*What is required:*
Determine the count of lines holding the string "icon". Return only the number.

━━━━━━━━━━

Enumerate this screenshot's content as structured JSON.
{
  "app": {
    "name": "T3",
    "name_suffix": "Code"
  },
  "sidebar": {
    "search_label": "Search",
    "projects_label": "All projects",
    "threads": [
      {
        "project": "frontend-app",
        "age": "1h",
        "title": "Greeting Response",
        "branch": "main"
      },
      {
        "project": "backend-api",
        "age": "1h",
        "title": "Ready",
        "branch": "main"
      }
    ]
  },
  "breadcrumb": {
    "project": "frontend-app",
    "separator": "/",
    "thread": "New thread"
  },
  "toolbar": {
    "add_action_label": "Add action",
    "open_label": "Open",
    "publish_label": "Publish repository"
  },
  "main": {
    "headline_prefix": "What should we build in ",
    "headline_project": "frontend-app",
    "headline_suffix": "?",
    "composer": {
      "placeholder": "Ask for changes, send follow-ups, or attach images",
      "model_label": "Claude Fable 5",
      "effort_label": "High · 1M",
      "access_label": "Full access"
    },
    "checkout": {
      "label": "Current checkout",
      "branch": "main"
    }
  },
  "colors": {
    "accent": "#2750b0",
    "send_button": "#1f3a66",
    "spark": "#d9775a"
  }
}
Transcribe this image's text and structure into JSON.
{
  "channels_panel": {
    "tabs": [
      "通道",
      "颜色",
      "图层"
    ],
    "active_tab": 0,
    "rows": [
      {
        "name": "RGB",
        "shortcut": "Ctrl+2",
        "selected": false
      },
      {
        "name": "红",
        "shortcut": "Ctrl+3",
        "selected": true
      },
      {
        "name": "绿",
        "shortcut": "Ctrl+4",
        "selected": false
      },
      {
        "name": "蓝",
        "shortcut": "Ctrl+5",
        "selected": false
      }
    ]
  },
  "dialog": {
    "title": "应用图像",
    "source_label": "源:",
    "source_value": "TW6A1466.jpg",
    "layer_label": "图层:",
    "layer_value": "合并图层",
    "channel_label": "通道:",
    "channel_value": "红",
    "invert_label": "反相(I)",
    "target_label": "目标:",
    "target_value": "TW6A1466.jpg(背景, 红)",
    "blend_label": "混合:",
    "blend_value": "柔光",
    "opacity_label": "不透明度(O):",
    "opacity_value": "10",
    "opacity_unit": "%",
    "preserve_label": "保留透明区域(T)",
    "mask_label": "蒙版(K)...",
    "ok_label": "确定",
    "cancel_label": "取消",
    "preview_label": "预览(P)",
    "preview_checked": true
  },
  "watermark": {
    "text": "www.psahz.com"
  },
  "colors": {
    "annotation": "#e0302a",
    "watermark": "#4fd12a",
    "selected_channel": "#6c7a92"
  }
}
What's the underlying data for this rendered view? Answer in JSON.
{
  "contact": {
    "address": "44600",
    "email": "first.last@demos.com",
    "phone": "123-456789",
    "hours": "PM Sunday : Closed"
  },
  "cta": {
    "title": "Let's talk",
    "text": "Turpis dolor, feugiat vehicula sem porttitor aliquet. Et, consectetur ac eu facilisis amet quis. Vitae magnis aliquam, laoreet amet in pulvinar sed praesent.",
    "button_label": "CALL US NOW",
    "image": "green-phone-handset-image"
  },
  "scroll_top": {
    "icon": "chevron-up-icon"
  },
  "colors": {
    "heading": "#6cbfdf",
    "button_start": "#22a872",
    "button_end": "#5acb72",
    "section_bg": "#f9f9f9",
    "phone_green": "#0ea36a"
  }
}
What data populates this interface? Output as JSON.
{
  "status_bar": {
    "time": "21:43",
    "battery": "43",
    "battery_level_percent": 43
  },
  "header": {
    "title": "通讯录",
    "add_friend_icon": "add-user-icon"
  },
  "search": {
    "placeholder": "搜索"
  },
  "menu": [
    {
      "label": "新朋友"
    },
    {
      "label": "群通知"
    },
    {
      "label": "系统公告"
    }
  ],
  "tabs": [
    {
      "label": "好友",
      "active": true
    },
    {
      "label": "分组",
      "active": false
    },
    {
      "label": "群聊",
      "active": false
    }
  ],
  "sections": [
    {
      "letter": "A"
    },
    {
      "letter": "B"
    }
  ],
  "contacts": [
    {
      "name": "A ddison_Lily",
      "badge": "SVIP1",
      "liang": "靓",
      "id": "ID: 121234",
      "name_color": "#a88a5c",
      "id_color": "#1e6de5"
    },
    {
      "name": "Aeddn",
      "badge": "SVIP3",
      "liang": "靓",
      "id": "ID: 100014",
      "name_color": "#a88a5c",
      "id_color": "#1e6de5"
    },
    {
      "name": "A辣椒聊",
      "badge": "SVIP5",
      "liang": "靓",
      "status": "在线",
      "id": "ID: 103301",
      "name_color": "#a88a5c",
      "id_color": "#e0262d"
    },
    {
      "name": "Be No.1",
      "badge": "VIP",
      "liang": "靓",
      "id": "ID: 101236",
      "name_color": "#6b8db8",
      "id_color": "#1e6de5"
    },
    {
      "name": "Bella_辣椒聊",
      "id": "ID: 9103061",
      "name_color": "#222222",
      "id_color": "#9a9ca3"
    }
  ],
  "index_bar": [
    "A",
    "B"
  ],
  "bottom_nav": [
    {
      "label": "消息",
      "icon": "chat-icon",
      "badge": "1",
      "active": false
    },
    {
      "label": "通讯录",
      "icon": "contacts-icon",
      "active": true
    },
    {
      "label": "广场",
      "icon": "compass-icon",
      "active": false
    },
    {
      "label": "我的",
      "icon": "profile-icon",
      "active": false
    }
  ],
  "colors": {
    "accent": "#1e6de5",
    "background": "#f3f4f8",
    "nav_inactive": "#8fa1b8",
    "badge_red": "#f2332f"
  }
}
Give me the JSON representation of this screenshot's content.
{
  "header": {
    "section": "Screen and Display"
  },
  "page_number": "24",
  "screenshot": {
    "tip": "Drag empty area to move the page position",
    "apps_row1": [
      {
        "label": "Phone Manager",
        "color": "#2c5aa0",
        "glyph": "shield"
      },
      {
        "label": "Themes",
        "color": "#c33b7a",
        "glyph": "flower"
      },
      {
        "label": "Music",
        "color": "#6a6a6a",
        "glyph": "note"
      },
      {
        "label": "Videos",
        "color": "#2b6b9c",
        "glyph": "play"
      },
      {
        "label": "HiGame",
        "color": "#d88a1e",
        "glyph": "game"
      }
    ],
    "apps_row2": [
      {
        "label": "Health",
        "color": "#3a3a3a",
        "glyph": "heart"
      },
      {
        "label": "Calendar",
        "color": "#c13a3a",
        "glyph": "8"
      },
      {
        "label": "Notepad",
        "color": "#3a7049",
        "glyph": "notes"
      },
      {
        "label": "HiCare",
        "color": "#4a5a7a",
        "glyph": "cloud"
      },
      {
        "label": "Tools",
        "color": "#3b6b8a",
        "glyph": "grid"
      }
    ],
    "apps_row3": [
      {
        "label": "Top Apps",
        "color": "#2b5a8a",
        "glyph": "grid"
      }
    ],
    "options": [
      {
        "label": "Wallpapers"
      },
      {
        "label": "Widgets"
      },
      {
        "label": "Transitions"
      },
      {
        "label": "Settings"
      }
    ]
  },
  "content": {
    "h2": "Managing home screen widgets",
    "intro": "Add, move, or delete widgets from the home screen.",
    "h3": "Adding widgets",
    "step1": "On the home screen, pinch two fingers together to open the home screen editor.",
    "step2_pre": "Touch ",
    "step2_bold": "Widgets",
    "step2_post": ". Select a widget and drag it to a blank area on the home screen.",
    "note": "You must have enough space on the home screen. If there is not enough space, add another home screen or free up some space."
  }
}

━━━━━━━━━━

*Finished answer:*
6